TASK GOAL: Restate the whole listing exactly.
-- start of EXERCISE INPUTS --
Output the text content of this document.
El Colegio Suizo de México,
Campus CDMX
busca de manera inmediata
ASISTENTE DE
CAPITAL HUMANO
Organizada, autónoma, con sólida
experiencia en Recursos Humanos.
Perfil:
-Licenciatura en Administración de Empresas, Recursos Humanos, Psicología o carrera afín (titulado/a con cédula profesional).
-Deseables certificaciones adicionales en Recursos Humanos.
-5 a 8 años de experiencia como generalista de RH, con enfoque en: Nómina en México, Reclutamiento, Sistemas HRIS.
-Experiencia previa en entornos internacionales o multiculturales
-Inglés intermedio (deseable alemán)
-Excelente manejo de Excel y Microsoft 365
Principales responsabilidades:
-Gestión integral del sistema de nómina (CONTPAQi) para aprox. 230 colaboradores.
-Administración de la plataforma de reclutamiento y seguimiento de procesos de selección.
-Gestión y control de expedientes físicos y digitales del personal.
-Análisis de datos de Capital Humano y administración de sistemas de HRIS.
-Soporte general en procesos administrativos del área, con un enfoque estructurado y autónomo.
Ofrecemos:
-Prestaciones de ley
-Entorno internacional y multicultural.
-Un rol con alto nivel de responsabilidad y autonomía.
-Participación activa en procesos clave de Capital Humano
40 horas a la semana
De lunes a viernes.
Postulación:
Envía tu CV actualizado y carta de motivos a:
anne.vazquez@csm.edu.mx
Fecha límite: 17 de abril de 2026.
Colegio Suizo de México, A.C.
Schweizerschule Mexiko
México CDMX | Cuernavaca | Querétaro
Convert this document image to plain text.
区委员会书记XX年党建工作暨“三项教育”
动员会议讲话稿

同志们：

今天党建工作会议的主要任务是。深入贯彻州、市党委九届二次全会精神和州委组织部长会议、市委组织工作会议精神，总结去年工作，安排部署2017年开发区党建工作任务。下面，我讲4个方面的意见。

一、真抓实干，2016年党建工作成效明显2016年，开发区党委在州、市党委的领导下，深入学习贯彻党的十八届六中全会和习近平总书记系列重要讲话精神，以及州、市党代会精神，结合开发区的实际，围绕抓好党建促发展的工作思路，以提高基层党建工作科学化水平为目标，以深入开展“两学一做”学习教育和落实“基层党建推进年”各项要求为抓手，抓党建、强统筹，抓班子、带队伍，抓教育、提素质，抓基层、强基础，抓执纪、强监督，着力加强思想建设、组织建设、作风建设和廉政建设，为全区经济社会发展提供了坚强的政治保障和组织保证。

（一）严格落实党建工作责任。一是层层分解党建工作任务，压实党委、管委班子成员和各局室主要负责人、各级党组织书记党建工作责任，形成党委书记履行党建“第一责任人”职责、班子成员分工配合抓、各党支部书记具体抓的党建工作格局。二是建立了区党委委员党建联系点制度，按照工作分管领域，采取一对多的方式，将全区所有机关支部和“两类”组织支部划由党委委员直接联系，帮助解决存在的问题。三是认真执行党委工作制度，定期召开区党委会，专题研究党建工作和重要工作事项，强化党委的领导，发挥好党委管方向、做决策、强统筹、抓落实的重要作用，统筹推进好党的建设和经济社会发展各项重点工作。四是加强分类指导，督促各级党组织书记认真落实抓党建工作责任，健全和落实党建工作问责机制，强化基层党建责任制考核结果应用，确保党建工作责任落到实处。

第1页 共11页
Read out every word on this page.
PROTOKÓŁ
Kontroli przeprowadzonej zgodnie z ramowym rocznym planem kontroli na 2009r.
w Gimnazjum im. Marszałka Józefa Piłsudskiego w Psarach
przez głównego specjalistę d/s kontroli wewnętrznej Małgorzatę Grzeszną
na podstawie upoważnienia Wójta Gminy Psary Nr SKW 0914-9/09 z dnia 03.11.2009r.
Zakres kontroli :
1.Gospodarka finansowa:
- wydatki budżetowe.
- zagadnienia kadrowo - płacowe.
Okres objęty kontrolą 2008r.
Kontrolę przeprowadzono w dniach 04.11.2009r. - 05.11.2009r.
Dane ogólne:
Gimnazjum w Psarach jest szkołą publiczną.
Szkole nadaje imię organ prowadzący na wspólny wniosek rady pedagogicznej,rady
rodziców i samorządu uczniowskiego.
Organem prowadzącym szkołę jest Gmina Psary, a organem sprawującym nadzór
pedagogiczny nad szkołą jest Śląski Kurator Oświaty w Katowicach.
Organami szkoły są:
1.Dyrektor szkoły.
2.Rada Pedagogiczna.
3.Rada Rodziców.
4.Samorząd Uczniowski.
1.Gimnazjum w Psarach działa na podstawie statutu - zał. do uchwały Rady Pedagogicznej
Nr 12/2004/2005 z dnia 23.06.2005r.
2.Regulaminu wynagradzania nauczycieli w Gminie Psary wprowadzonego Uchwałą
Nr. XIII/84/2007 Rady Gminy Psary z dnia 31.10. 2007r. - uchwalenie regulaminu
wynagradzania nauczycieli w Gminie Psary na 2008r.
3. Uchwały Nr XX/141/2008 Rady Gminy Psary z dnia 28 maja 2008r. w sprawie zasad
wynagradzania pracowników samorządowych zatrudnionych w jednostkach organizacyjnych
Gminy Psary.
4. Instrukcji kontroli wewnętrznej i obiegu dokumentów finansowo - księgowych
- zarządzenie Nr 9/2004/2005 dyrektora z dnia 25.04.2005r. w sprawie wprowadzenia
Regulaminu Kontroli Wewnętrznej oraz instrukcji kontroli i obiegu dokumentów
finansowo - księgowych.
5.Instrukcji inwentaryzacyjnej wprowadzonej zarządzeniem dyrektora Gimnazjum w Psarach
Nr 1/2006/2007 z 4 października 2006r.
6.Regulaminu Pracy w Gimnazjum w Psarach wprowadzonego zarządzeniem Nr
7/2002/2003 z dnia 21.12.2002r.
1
-- end of EXERCISE INPUTS --
TASK OUTPUT:
Output the text content of this document.
El Colegio Suizo de México,
Campus CDMX
busca de manera inmediata
ASISTENTE DE
CAPITAL HUMANO
Organizada, autónoma, con sólida
experiencia en Recursos Humanos.
Perfil:
-Licenciatura en Administración de Empresas, Recursos Humanos, Psicología o carrera afín (titulado/a con cédula profesional).
-Deseables certificaciones adicionales en Recursos Humanos.
-5 a 8 años de experiencia como generalista de RH, con enfoque en: Nómina en México, Reclutamiento, Sistemas HRIS.
-Experiencia previa en entornos internacionales o multiculturales
-Inglés intermedio (deseable alemán)
-Excelente manejo de Excel y Microsoft 365
Principales responsabilidades:
-Gestión integral del sistema de nómina (CONTPAQi) para aprox. 230 colaboradores.
-Administración de la plataforma de reclutamiento y seguimiento de procesos de selección.
-Gestión y control de expedientes físicos y digitales del personal.
-Análisis de datos de Capital Humano y administración de sistemas de HRIS.
-Soporte general en procesos administrativos del área, con un enfoque estructurado y autónomo.
Ofrecemos:
-Prestaciones de ley
-Entorno internacional y multicultural.
-Un rol con alto nivel de responsabilidad y autonomía.
-Participación activa en procesos clave de Capital Humano
40 horas a la semana
De lunes a viernes.
Postulación:
Envía tu CV actualizado y carta de motivos a:
anne.vazquez@csm.edu.mx
Fecha límite: 17 de abril de 2026.
Colegio Suizo de México, A.C.
Schweizerschule Mexiko
México CDMX | Cuernavaca | Querétaro
Convert this document image to plain text.
区委员会书记XX年党建工作暨“三项教育”
动员会议讲话稿

同志们：

今天党建工作会议的主要任务是。深入贯彻州、市党委九届二次全会精神和州委组织部长会议、市委组织工作会议精神，总结去年工作，安排部署2017年开发区党建工作任务。下面，我讲4个方面的意见。

一、真抓实干，2016年党建工作成效明显2016年，开发区党委在州、市党委的领导下，深入学习贯彻党的十八届六中全会和习近平总书记系列重要讲话精神，以及州、市党代会精神，结合开发区的实际，围绕抓好党建促发展的工作思路，以提高基层党建工作科学化水平为目标，以深入开展“两学一做”学习教育和落实“基层党建推进年”各项要求为抓手，抓党建、强统筹，抓班子、带队伍，抓教育、提素质，抓基层、强基础，抓执纪、强监督，着力加强思想建设、组织建设、作风建设和廉政建设，为全区经济社会发展提供了坚强的政治保障和组织保证。

（一）严格落实党建工作责任。一是层层分解党建工作任务，压实党委、管委班子成员和各局室主要负责人、各级党组织书记党建工作责任，形成党委书记履行党建“第一责任人”职责、班子成员分工配合抓、各党支部书记具体抓的党建工作格局。二是建立了区党委委员党建联系点制度，按照工作分管领域，采取一对多的方式，将全区所有机关支部和“两类”组织支部划由党委委员直接联系，帮助解决存在的问题。三是认真执行党委工作制度，定期召开区党委会，专题研究党建工作和重要工作事项，强化党委的领导，发挥好党委管方向、做决策、强统筹、抓落实的重要作用，统筹推进好党的建设和经济社会发展各项重点工作。四是加强分类指导，督促各级党组织书记认真落实抓党建工作责任，健全和落实党建工作问责机制，强化基层党建责任制考核结果应用，确保党建工作责任落到实处。

第1页 共11页
Read out every word on this page.
PROTOKÓŁ
Kontroli przeprowadzonej zgodnie z ramowym rocznym planem kontroli na 2009r.
w Gimnazjum im. Marszałka Józefa Piłsudskiego w Psarach
przez głównego specjalistę d/s kontroli wewnętrznej Małgorzatę Grzeszną
na podstawie upoważnienia Wójta Gminy Psary Nr SKW 0914-9/09 z dnia 03.11.2009r.
Zakres kontroli :
1.Gospodarka finansowa:
- wydatki budżetowe.
- zagadnienia kadrowo - płacowe.
Okres objęty kontrolą 2008r.
Kontrolę przeprowadzono w dniach 04.11.2009r. - 05.11.2009r.
Dane ogólne:
Gimnazjum w Psarach jest szkołą publiczną.
Szkole nadaje imię organ prowadzący na wspólny wniosek rady pedagogicznej,rady
rodziców i samorządu uczniowskiego.
Organem prowadzącym szkołę jest Gmina Psary, a organem sprawującym nadzór
pedagogiczny nad szkołą jest Śląski Kurator Oświaty w Katowicach.
Organami szkoły są:
1.Dyrektor szkoły.
2.Rada Pedagogiczna.
3.Rada Rodziców.
4.Samorząd Uczniowski.
1.Gimnazjum w Psarach działa na podstawie statutu - zał. do uchwały Rady Pedagogicznej
Nr 12/2004/2005 z dnia 23.06.2005r.
2.Regulaminu wynagradzania nauczycieli w Gminie Psary wprowadzonego Uchwałą
Nr. XIII/84/2007 Rady Gminy Psary z dnia 31.10. 2007r. - uchwalenie regulaminu
wynagradzania nauczycieli w Gminie Psary na 2008r.
3. Uchwały Nr XX/141/2008 Rady Gminy Psary z dnia 28 maja 2008r. w sprawie zasad
wynagradzania pracowników samorządowych zatrudnionych w jednostkach organizacyjnych
Gminy Psary.
4. Instrukcji kontroli wewnętrznej i obiegu dokumentów finansowo - księgowych
- zarządzenie Nr 9/2004/2005 dyrektora z dnia 25.04.2005r. w sprawie wprowadzenia
Regulaminu Kontroli Wewnętrznej oraz instrukcji kontroli i obiegu dokumentów
finansowo - księgowych.
5.Instrukcji inwentaryzacyjnej wprowadzonej zarządzeniem dyrektora Gimnazjum w Psarach
Nr 1/2006/2007 z 4 października 2006r.
6.Regulaminu Pracy w Gimnazjum w Psarach wprowadzonego zarządzeniem Nr
7/2002/2003 z dnia 21.12.2002r.
1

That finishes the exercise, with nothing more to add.